Find every line in the records that holds the string "prevention". Copy each one.
=== DATA SHOWN ===
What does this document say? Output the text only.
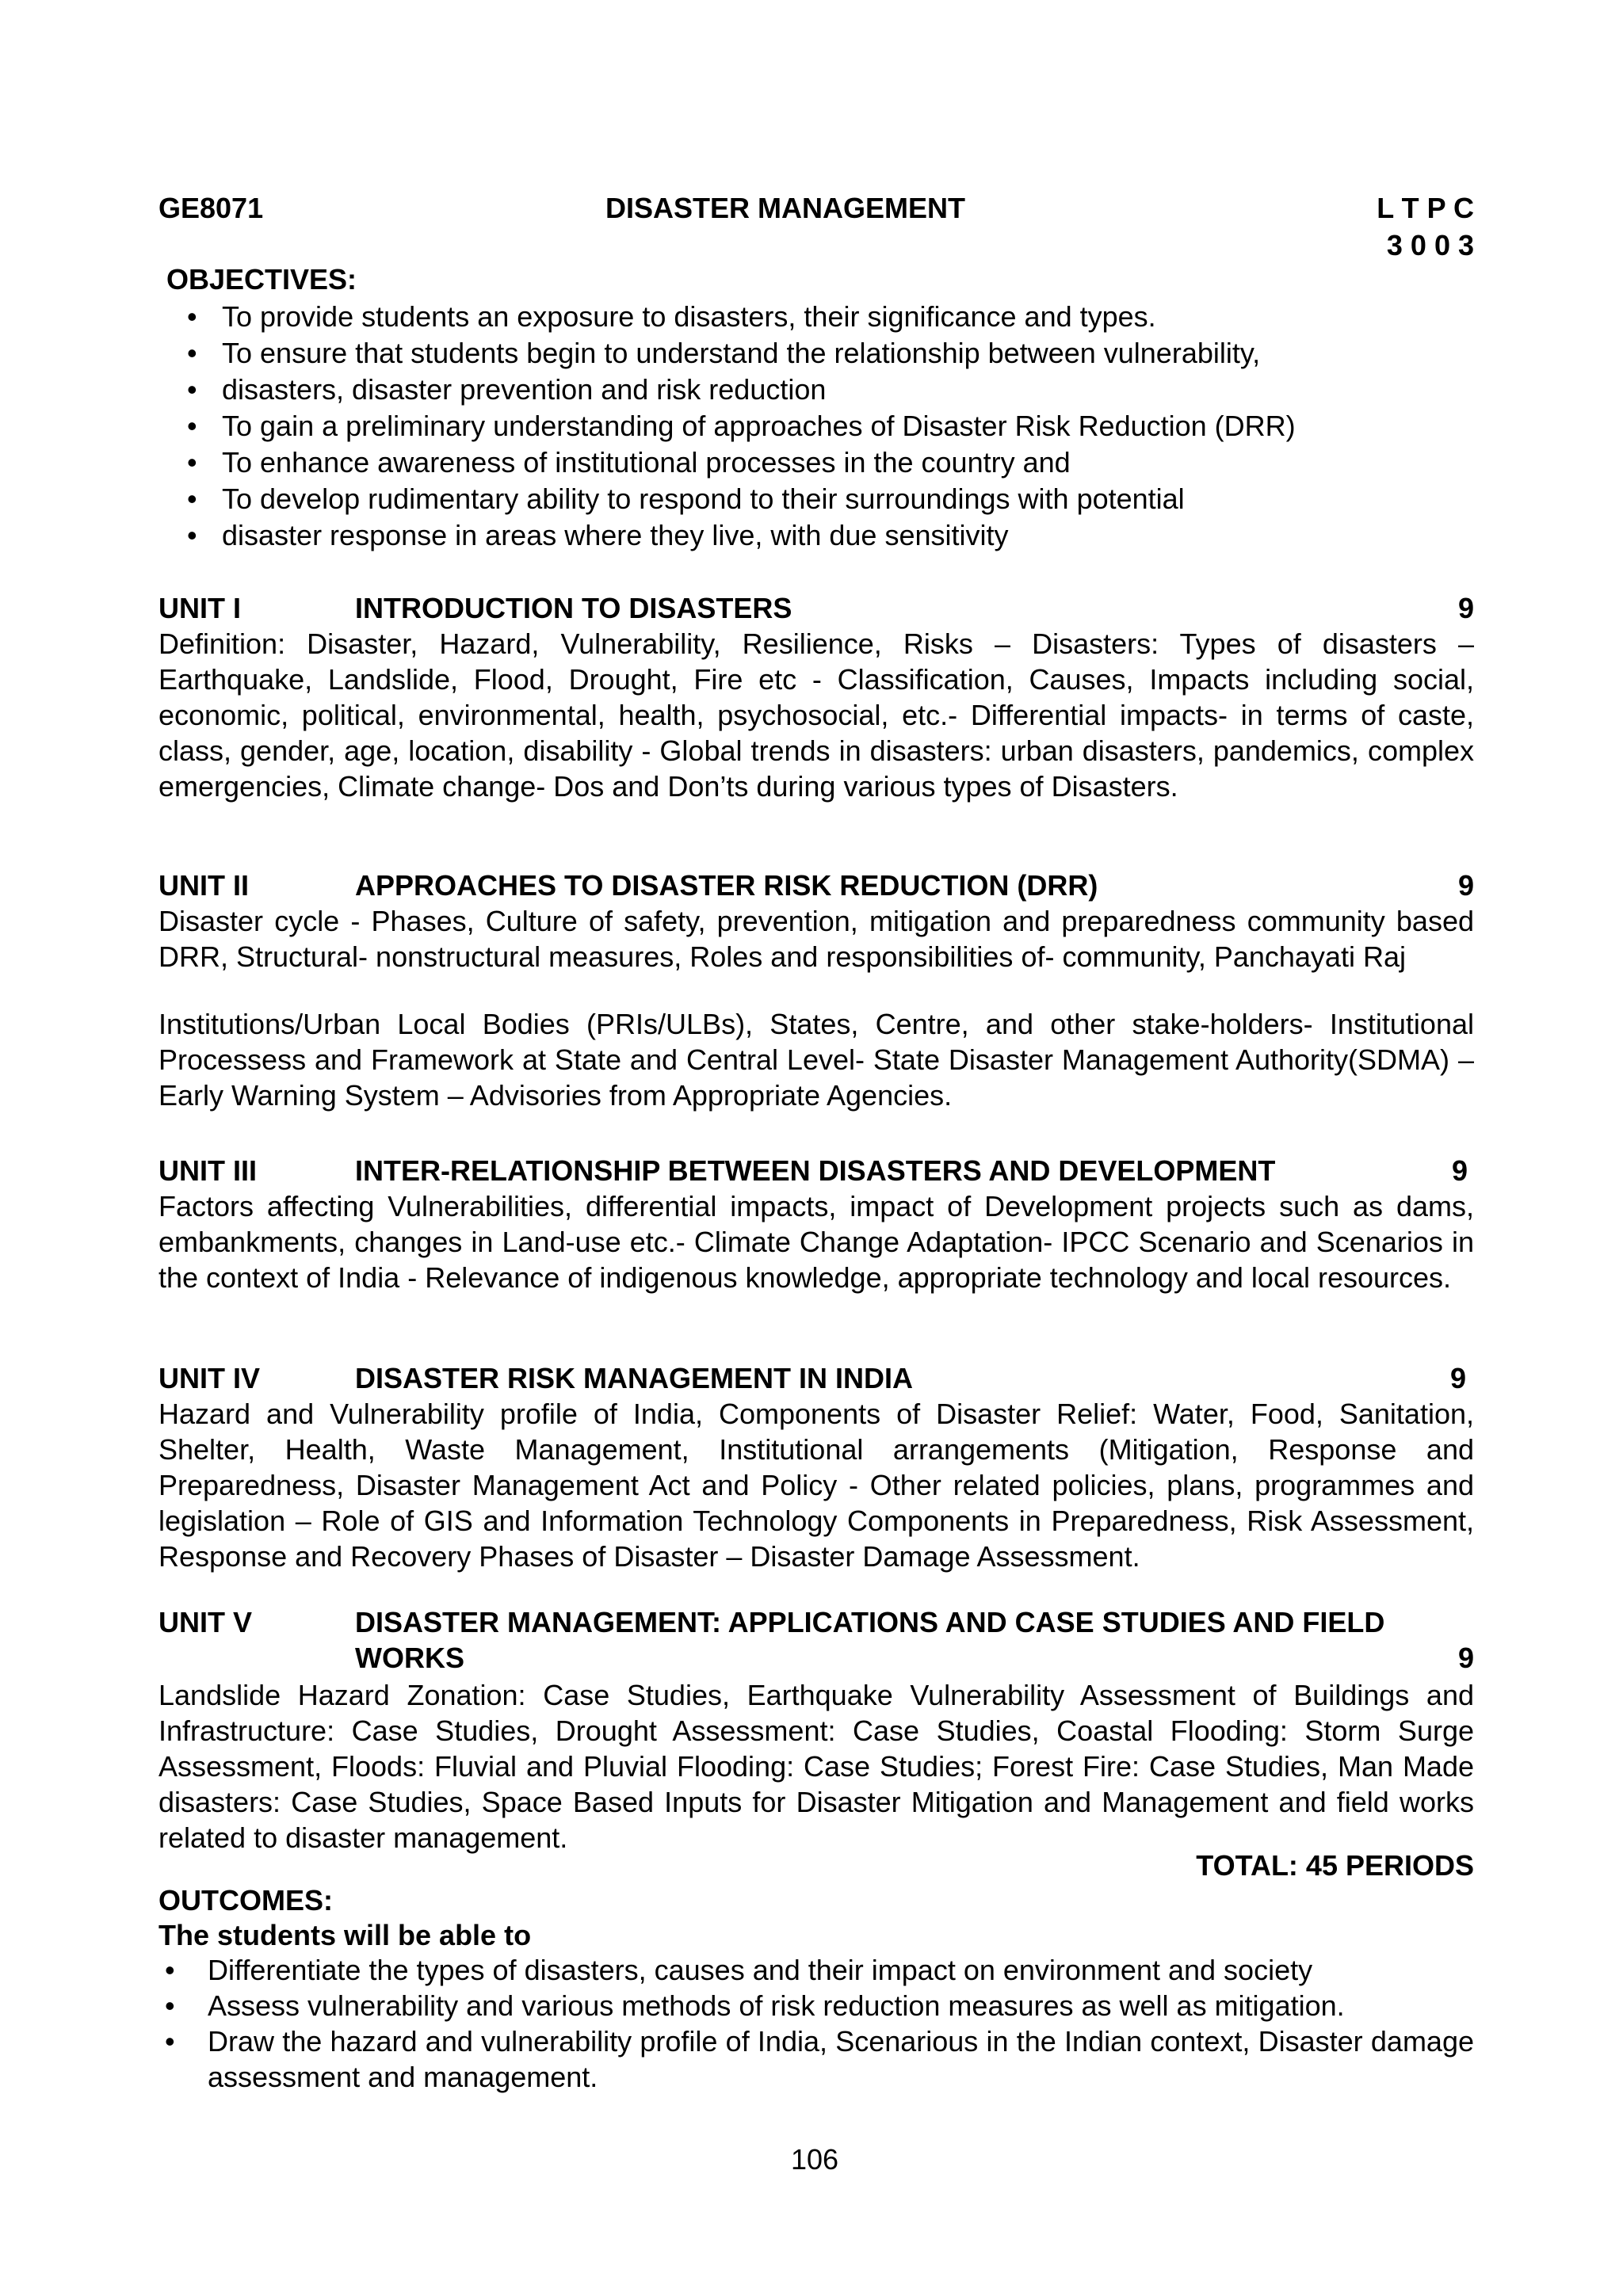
GE8071	DISASTER MANAGEMENT	L T P C
3 0 0 3
OBJECTIVES:
• To provide students an exposure to disasters, their significance and types.
• To ensure that students begin to understand the relationship between vulnerability,
• disasters, disaster prevention and risk reduction
• To gain a preliminary understanding of approaches of Disaster Risk Reduction (DRR)
• To enhance awareness of institutional processes in the country and
• To develop rudimentary ability to respond to their surroundings with potential
• disaster response in areas where they live, with due sensitivity
UNIT I	INTRODUCTION TO DISASTERS	9
Definition: Disaster, Hazard, Vulnerability, Resilience, Risks – Disasters: Types of disasters – Earthquake, Landslide, Flood, Drought, Fire etc - Classification, Causes, Impacts including social, economic, political, environmental, health, psychosocial, etc.- Differential impacts- in terms of caste, class, gender, age, location, disability - Global trends in disasters: urban disasters, pandemics, complex emergencies, Climate change- Dos and Don’ts during various types of Disasters.
UNIT II	APPROACHES TO DISASTER RISK REDUCTION (DRR)	9
Disaster cycle - Phases, Culture of safety, prevention, mitigation and preparedness community based DRR, Structural- nonstructural measures, Roles and responsibilities of- community, Panchayati Raj
Institutions/Urban Local Bodies (PRIs/ULBs), States, Centre, and other stake-holders- Institutional Processess and Framework at State and Central Level- State Disaster Management Authority(SDMA) – Early Warning System – Advisories from Appropriate Agencies.
UNIT III	INTER-RELATIONSHIP BETWEEN DISASTERS AND DEVELOPMENT	9
Factors affecting Vulnerabilities, differential impacts, impact of Development projects such as dams, embankments, changes in Land-use etc.- Climate Change Adaptation- IPCC Scenario and Scenarios in the context of India - Relevance of indigenous knowledge, appropriate technology and local resources.
UNIT IV	DISASTER RISK MANAGEMENT IN INDIA	9
Hazard and Vulnerability profile of India, Components of Disaster Relief: Water, Food, Sanitation, Shelter, Health, Waste Management, Institutional arrangements (Mitigation, Response and Preparedness, Disaster Management Act and Policy - Other related policies, plans, programmes and legislation – Role of GIS and Information Technology Components in Preparedness, Risk Assessment, Response and Recovery Phases of Disaster – Disaster Damage Assessment.
UNIT V	DISASTER MANAGEMENT: APPLICATIONS AND CASE STUDIES AND FIELD
WORKS	9
Landslide Hazard Zonation: Case Studies, Earthquake Vulnerability Assessment of Buildings and Infrastructure: Case Studies, Drought Assessment: Case Studies, Coastal Flooding: Storm Surge Assessment, Floods: Fluvial and Pluvial Flooding: Case Studies; Forest Fire: Case Studies, Man Made disasters: Case Studies, Space Based Inputs for Disaster Mitigation and Management and field works related to disaster management.
TOTAL: 45 PERIODS
OUTCOMES:
The students will be able to
• Differentiate the types of disasters, causes and their impact on environment and society
• Assess vulnerability and various methods of risk reduction measures as well as mitigation.
• Draw the hazard and vulnerability profile of India, Scenarious in the Indian context, Disaster damage assessment and management.
106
===
EXERCISE RESULT
• disasters, disaster prevention and risk reduction
Disaster cycle - Phases, Culture of safety, prevention, mitigation and preparedness community based DRR, Structural- nonstructural measures, Roles and responsibilities of- community, Panchayati Raj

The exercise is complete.